── Data for this task
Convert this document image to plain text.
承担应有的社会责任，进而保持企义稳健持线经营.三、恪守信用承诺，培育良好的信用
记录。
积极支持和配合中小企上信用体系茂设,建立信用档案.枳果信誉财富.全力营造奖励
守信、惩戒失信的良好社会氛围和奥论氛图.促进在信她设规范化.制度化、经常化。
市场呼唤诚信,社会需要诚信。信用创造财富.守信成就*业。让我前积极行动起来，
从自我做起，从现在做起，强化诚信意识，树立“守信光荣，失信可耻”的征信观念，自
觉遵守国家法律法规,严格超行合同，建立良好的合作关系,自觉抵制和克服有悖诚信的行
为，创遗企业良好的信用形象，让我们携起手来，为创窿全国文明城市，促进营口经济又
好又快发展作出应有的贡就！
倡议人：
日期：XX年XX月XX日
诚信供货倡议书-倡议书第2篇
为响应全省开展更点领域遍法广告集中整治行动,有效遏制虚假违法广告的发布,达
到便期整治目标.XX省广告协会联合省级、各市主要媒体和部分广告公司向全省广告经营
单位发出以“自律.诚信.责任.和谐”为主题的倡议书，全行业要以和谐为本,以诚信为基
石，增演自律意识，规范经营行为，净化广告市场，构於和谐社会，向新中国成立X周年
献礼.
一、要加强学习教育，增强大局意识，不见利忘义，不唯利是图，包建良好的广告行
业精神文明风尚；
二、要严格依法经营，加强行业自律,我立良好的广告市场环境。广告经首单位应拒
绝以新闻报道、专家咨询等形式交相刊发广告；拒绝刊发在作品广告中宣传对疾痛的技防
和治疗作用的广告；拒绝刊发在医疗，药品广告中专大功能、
────
§ **To do**:
Restate each of the entries above verbatim.

§ **Full output**:
Convert this document image to plain text.
承担应有的社会责任，进而保持企义稳健持线经营.三、恪守信用承诺，培育良好的信用
记录。
积极支持和配合中小企上信用体系茂设,建立信用档案.枳果信誉财富.全力营造奖励
守信、惩戒失信的良好社会氛围和奥论氛图.促进在信她设规范化.制度化、经常化。
市场呼唤诚信,社会需要诚信。信用创造财富.守信成就*业。让我前积极行动起来，
从自我做起，从现在做起，强化诚信意识，树立“守信光荣，失信可耻”的征信观念，自
觉遵守国家法律法规,严格超行合同，建立良好的合作关系,自觉抵制和克服有悖诚信的行
为，创遗企业良好的信用形象，让我们携起手来，为创窿全国文明城市，促进营口经济又
好又快发展作出应有的贡就！
倡议人：
日期：XX年XX月XX日
诚信供货倡议书-倡议书第2篇
为响应全省开展更点领域遍法广告集中整治行动,有效遏制虚假违法广告的发布,达
到便期整治目标.XX省广告协会联合省级、各市主要媒体和部分广告公司向全省广告经营
单位发出以“自律.诚信.责任.和谐”为主题的倡议书，全行业要以和谐为本,以诚信为基
石，增演自律意识，规范经营行为，净化广告市场，构於和谐社会，向新中国成立X周年
献礼.
一、要加强学习教育，增强大局意识，不见利忘义，不唯利是图，包建良好的广告行
业精神文明风尚；
二、要严格依法经营，加强行业自律,我立良好的广告市场环境。广告经首单位应拒
绝以新闻报道、专家咨询等形式交相刊发广告；拒绝刊发在作品广告中宣传对疾痛的技防
和治疗作用的广告；拒绝刊发在医疗，药品广告中专大功能、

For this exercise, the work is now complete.